Problem → Reproduce, word for word, the lines from the start of the material through the line containing "main-ytick-label: 1200 — [39, 329, 84, 351]", inclusive.

════

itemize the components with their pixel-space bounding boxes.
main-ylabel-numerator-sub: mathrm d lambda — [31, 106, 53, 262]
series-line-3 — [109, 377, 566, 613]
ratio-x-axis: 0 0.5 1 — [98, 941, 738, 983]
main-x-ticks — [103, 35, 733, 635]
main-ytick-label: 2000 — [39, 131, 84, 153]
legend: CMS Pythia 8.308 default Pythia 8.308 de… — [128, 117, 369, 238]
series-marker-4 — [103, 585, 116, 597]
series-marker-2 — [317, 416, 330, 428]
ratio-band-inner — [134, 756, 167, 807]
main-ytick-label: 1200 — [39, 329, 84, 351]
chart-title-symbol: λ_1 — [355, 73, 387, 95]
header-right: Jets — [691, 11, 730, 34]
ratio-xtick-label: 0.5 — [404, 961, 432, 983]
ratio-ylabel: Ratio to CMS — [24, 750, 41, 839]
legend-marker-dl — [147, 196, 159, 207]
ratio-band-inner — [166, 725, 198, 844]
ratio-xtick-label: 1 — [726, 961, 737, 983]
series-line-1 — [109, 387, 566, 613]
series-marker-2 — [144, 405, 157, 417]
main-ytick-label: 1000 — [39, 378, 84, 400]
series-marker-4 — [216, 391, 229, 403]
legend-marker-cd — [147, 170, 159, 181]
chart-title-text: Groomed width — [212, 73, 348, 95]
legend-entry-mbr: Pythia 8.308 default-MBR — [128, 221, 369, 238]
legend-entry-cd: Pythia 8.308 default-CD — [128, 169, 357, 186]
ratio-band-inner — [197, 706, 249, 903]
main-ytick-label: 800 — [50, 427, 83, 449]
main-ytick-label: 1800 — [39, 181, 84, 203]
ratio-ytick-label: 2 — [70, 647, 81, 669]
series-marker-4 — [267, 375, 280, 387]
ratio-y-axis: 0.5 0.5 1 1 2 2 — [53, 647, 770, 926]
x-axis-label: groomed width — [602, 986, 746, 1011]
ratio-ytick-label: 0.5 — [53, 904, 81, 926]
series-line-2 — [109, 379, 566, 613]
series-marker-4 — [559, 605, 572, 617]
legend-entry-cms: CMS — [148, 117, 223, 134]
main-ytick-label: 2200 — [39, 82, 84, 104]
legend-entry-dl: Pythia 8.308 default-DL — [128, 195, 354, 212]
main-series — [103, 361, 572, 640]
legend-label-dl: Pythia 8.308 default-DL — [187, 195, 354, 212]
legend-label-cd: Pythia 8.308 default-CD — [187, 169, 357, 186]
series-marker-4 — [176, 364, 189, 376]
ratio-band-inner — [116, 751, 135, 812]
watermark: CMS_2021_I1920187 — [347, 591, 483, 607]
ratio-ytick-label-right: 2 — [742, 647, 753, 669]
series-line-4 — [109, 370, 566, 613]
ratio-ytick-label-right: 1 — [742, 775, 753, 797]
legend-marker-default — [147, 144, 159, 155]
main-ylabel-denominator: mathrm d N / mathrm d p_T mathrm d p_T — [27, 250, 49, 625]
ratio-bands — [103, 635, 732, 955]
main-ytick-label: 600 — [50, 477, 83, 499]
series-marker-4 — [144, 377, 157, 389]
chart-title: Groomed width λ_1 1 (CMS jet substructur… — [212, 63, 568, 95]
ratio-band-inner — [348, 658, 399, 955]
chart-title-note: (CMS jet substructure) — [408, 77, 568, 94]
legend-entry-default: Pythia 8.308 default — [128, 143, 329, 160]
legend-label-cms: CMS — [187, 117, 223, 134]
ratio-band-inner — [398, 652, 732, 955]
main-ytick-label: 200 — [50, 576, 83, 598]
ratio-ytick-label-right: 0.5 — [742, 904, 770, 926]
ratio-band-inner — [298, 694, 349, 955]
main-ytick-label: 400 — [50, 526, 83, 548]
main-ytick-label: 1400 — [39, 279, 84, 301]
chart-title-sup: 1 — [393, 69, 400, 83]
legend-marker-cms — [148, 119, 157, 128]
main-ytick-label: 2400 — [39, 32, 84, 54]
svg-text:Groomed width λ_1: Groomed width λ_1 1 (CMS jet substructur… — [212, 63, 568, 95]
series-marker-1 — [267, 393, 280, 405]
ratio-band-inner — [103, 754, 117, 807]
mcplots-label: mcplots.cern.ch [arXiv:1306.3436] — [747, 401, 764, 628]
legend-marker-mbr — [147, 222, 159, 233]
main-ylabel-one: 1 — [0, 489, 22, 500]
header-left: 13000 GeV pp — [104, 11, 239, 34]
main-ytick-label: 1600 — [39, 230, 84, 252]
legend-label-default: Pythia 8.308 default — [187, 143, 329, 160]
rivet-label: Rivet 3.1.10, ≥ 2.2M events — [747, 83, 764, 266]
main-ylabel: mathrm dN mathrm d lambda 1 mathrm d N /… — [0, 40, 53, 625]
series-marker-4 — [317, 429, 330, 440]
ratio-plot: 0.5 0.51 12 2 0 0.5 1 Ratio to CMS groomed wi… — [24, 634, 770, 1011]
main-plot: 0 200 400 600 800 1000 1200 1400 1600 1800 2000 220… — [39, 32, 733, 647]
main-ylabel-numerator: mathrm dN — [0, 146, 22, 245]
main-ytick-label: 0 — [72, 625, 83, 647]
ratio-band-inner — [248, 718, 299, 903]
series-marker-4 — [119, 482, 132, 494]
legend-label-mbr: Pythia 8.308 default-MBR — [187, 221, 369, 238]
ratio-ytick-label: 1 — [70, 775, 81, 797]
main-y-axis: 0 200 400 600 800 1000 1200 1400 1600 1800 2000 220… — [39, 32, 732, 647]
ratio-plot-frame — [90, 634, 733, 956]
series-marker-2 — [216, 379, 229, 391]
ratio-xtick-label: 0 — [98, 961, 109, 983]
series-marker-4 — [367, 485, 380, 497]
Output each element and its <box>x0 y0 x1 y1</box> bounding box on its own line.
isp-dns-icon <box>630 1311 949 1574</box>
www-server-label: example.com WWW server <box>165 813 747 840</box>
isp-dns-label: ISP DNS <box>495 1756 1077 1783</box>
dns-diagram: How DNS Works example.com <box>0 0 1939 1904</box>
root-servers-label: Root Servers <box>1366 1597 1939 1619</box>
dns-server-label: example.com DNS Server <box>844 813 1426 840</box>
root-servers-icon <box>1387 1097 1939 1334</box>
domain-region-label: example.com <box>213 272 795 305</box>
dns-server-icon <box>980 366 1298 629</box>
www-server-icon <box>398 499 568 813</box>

════

Solution to this task →
itemize the components with their pixel-space bounding boxes.
main-ylabel-numerator-sub: mathrm d lambda — [31, 106, 53, 262]
series-line-3 — [109, 377, 566, 613]
ratio-x-axis: 0 0.5 1 — [98, 941, 738, 983]
main-x-ticks — [103, 35, 733, 635]
main-ytick-label: 2000 — [39, 131, 84, 153]
legend: CMS Pythia 8.308 default Pythia 8.308 de… — [128, 117, 369, 238]
series-marker-4 — [103, 585, 116, 597]
series-marker-2 — [317, 416, 330, 428]
ratio-band-inner — [134, 756, 167, 807]
main-ytick-label: 1200 — [39, 329, 84, 351]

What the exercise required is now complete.